• **Exercise details**: Each record below is to be reproduced without any change.

Saved entries:
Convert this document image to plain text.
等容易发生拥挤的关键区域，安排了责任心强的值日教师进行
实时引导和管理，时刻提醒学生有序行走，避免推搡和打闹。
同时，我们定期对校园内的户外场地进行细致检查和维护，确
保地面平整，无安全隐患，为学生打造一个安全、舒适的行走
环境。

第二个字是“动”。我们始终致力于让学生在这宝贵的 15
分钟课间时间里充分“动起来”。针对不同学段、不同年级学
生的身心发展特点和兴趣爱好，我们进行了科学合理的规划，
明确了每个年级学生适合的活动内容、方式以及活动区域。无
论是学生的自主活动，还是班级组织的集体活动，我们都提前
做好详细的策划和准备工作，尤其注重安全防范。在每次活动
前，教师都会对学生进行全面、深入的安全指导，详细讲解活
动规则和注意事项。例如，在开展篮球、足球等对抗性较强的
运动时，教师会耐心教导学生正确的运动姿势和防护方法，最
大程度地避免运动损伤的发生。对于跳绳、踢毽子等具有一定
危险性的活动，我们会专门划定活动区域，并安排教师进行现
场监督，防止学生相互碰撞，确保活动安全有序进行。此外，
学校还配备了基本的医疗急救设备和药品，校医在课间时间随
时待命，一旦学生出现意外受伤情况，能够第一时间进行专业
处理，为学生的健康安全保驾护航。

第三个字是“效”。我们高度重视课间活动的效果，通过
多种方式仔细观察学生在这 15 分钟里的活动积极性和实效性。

• **Task answer**:
Convert this document image to plain text.
等容易发生拥挤的关键区域，安排了责任心强的值日教师进行
实时引导和管理，时刻提醒学生有序行走，避免推搡和打闹。
同时，我们定期对校园内的户外场地进行细致检查和维护，确
保地面平整，无安全隐患，为学生打造一个安全、舒适的行走
环境。

第二个字是“动”。我们始终致力于让学生在这宝贵的 15
分钟课间时间里充分“动起来”。针对不同学段、不同年级学
生的身心发展特点和兴趣爱好，我们进行了科学合理的规划，
明确了每个年级学生适合的活动内容、方式以及活动区域。无
论是学生的自主活动，还是班级组织的集体活动，我们都提前
做好详细的策划和准备工作，尤其注重安全防范。在每次活动
前，教师都会对学生进行全面、深入的安全指导，详细讲解活
动规则和注意事项。例如，在开展篮球、足球等对抗性较强的
运动时，教师会耐心教导学生正确的运动姿势和防护方法，最
大程度地避免运动损伤的发生。对于跳绳、踢毽子等具有一定
危险性的活动，我们会专门划定活动区域，并安排教师进行现
场监督，防止学生相互碰撞，确保活动安全有序进行。此外，
学校还配备了基本的医疗急救设备和药品，校医在课间时间随
时待命，一旦学生出现意外受伤情况，能够第一时间进行专业
处理，为学生的健康安全保驾护航。

第三个字是“效”。我们高度重视课间活动的效果，通过
多种方式仔细观察学生在这 15 分钟里的活动积极性和实效性。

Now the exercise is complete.